SET TASK = Images are not part of the copy; transcribe all the data exactly.

╭──

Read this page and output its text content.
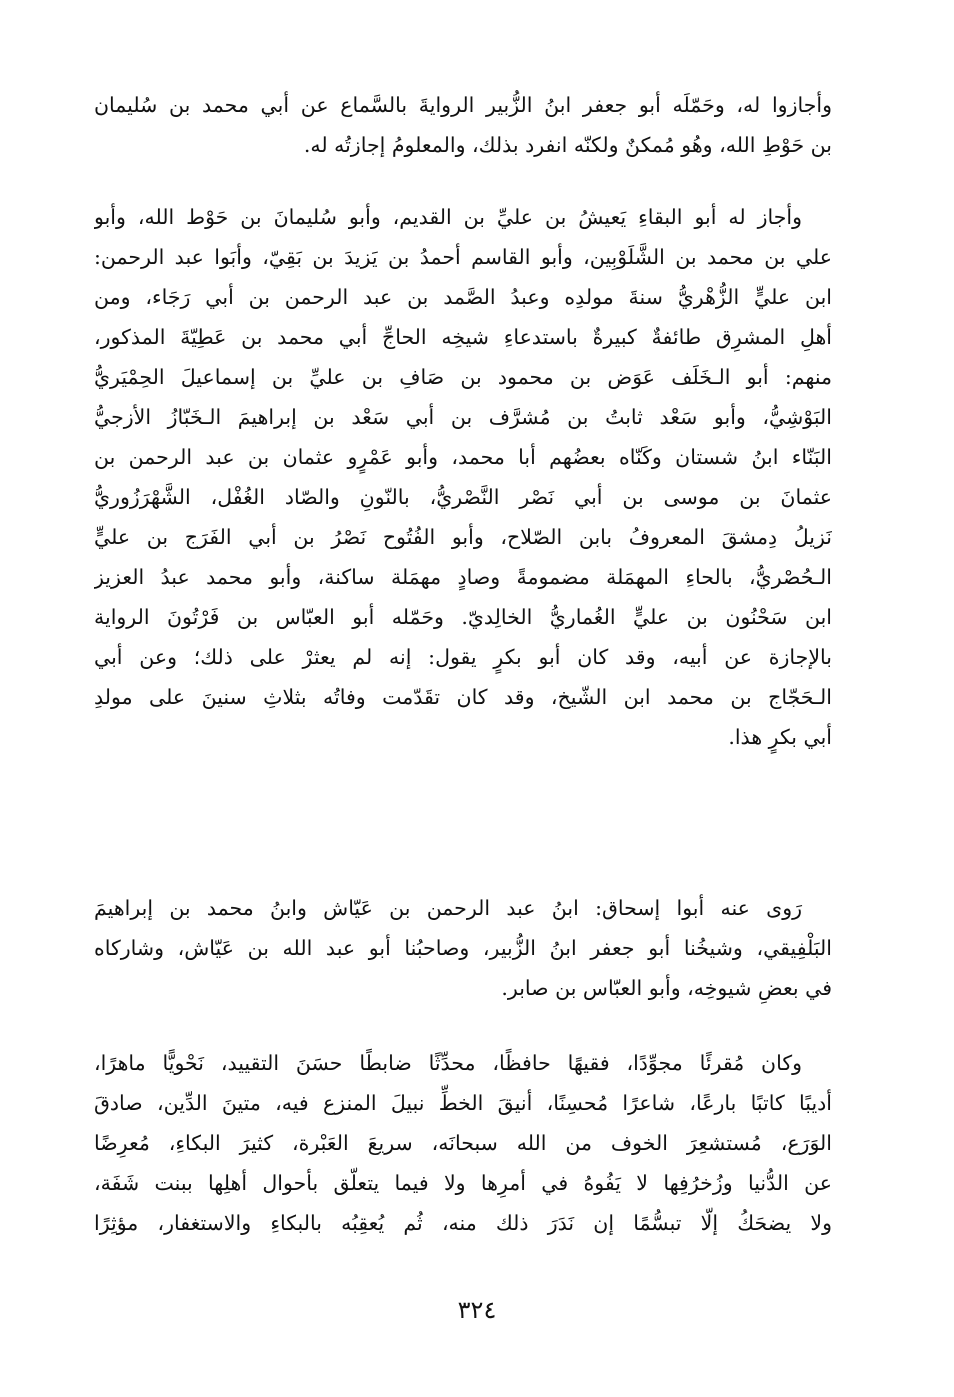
وأجازوا له، وحَمّلَه أبو جعفر ابنُ الزُّبير الروايةَ بالسَّماع عن أبي محمد بن سُليمان
بن حَوْطِ الله، وهُو مُمكنٌ ولكنّه انفرد بذلك، والمعلومُ إجازتُه له.
وأجاز له أبو البقاءِ يَعيشُ بن عليِّ بن القديم، وأبو سُليمانَ بن حَوْط الله، وأبو
علي بن محمد بن الشَّلَوْبِين، وأبو القاسم أحمدُ بن يَزيدَ بن بَقِيّ، وأبَوا عبد الرحمن:
ابن عليٍّ الزُّهْريُّ سنةَ مولدِه وعبدُ الصَّمد بن عبد الرحمن بن أبي رَجَاء، ومن
أهلِ المشرِق طائفةٌ كبيرةٌ باستدعاءِ شيخِه الحاجِّ أبي محمد بن عَطِيّةَ المذكور،
منهم: أبو الـخَلَف عَوَض بن محمود بن صَافِ بن عليِّ بن إسماعيلَ الحِمْيَريُّ
البَوْشِيُّ، وأبو سَعْد ثابتُ بن مُشرَّف بن أبي سَعْد بن إبراهيمَ الـخَبّازُ الأزجيُّ
البَنّاء ابنُ شستان وكَنّاه بعضُهم أبا محمد، وأبو عَمْرٍو عثمان بن عبد الرحمن بن
عثمانَ بن موسى بن أبي نَصْر النَّصْريُّ، بالنّونِ والصّاد الغُفْل، الشَّهْرَزُوريُّ
نَزيلُ دِمشقَ المعروفُ بابن الصّلاح، وأبو الفُتُوح نَصْرُ بن أبي الفَرَج بن عليٍّ
الـحُصْريُّ، بالحاءِ المهمَلة مضمومةً وصادٍ مهمَلة ساكنة، وأبو محمد عبدُ العزيز
ابن سَحْنُون بن عليٍّ الغُماريُّ الخالِديّ. وحَمّله أبو العبّاس بن فَرْتُونَ الرواية
بالإجازة عن أبيه، وقد كان أبو بكرٍ يقول: إنه لم يعثرْ على ذلك؛ وعن أبي
الـحَجّاج بن محمد ابن الشّيخ، وقد كان تقَدّمت وفاتُه بثلاثِ سنينَ على مولدِ
أبي بكرٍ هذا.
رَوى عنه أبوا إسحاق: ابنُ عبد الرحمن بن عَيّاش وابنُ محمد بن إبراهيمَ
البَلْفِيقي، وشيخُنا أبو جعفر ابنُ الزُّبير، وصاحبُنا أبو عبد الله بن عَيّاش، وشاركاه
في بعضِ شيوخِه، وأبو العبّاس بن صابر.
وكان مُقرئًا مجوِّدًا، فقيهًا حافظًا، محدِّثًا ضابطًا حسَنَ التقييد، نَحْويًّا ماهرًا،
أديبًا كاتبًا بارعًا، شاعرًا مُحسِنًا، أنيقَ الخطِّ نبيلَ المنزع فيه، متينَ الدِّين، صادقَ
الوَرَع، مُستشعِرَ الخوف من الله سبحانَه، سريعَ العَبْرة، كثيرَ البكاءِ، مُعرِضًا
عن الدُّنيا وزُخرُفِها لا يَفُوهُ في أمرِها ولا فيما يتعلّق بأحوال أهلِها ببنت شَفَة،
ولا يضحَكُ إلّا تبسُّمًا إن نَدَرَ ذلك منه، ثُم يُعقِبُه بالبكاءِ والاستغفار، مؤثِرًا
٣٢٤
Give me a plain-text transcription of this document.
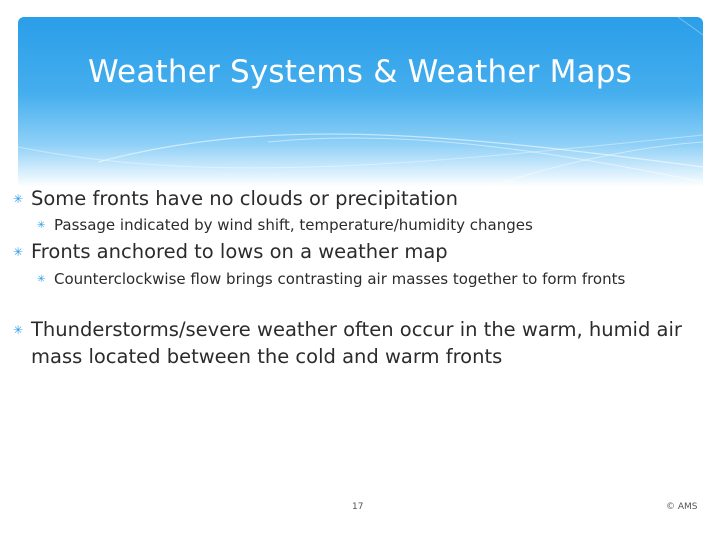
Weather Systems & Weather Maps
✳ Some fronts have no clouds or precipitation
✳ Passage indicated by wind shift, temperature/humidity changes
✳ Fronts anchored to lows on a weather map
✳ Counterclockwise flow brings contrasting air masses together to form fronts
✳ Thunderstorms/severe weather often occur in the warm, humid air mass located between the cold and warm fronts
17	© AMS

╰──

SOLUTION FOR THIS EXERCISE =
Read this page and output its text content.
وأجازوا له، وحَمّلَه أبو جعفر ابنُ الزُّبير الروايةَ بالسَّماع عن أبي محمد بن سُليمان
بن حَوْطِ الله، وهُو مُمكنٌ ولكنّه انفرد بذلك، والمعلومُ إجازتُه له.
وأجاز له أبو البقاءِ يَعيشُ بن عليِّ بن القديم، وأبو سُليمانَ بن حَوْط الله، وأبو
علي بن محمد بن الشَّلَوْبِين، وأبو القاسم أحمدُ بن يَزيدَ بن بَقِيّ، وأبَوا عبد الرحمن:
ابن عليٍّ الزُّهْريُّ سنةَ مولدِه وعبدُ الصَّمد بن عبد الرحمن بن أبي رَجَاء، ومن
أهلِ المشرِق طائفةٌ كبيرةٌ باستدعاءِ شيخِه الحاجِّ أبي محمد بن عَطِيّةَ المذكور،
منهم: أبو الـخَلَف عَوَض بن محمود بن صَافِ بن عليِّ بن إسماعيلَ الحِمْيَريُّ
البَوْشِيُّ، وأبو سَعْد ثابتُ بن مُشرَّف بن أبي سَعْد بن إبراهيمَ الـخَبّازُ الأزجيُّ
البَنّاء ابنُ شستان وكَنّاه بعضُهم أبا محمد، وأبو عَمْرٍو عثمان بن عبد الرحمن بن
عثمانَ بن موسى بن أبي نَصْر النَّصْريُّ، بالنّونِ والصّاد الغُفْل، الشَّهْرَزُوريُّ
نَزيلُ دِمشقَ المعروفُ بابن الصّلاح، وأبو الفُتُوح نَصْرُ بن أبي الفَرَج بن عليٍّ
الـحُصْريُّ، بالحاءِ المهمَلة مضمومةً وصادٍ مهمَلة ساكنة، وأبو محمد عبدُ العزيز
ابن سَحْنُون بن عليٍّ الغُماريُّ الخالِديّ. وحَمّله أبو العبّاس بن فَرْتُونَ الرواية
بالإجازة عن أبيه، وقد كان أبو بكرٍ يقول: إنه لم يعثرْ على ذلك؛ وعن أبي
الـحَجّاج بن محمد ابن الشّيخ، وقد كان تقَدّمت وفاتُه بثلاثِ سنينَ على مولدِ
أبي بكرٍ هذا.
رَوى عنه أبوا إسحاق: ابنُ عبد الرحمن بن عَيّاش وابنُ محمد بن إبراهيمَ
البَلْفِيقي، وشيخُنا أبو جعفر ابنُ الزُّبير، وصاحبُنا أبو عبد الله بن عَيّاش، وشاركاه
في بعضِ شيوخِه، وأبو العبّاس بن صابر.
وكان مُقرئًا مجوِّدًا، فقيهًا حافظًا، محدِّثًا ضابطًا حسَنَ التقييد، نَحْويًّا ماهرًا،
أديبًا كاتبًا بارعًا، شاعرًا مُحسِنًا، أنيقَ الخطِّ نبيلَ المنزع فيه، متينَ الدِّين، صادقَ
الوَرَع، مُستشعِرَ الخوف من الله سبحانَه، سريعَ العَبْرة، كثيرَ البكاءِ، مُعرِضًا
عن الدُّنيا وزُخرُفِها لا يَفُوهُ في أمرِها ولا فيما يتعلّق بأحوال أهلِها ببنت شَفَة،
ولا يضحَكُ إلّا تبسُّمًا إن نَدَرَ ذلك منه، ثُم يُعقِبُه بالبكاءِ والاستغفار، مؤثِرًا
٣٢٤
Give me a plain-text transcription of this document.
Weather Systems & Weather Maps
✳ Some fronts have no clouds or precipitation
✳ Passage indicated by wind shift, temperature/humidity changes
✳ Fronts anchored to lows on a weather map
✳ Counterclockwise flow brings contrasting air masses together to form fronts
✳ Thunderstorms/severe weather often occur in the warm, humid air mass located between the cold and warm fronts
17	© AMS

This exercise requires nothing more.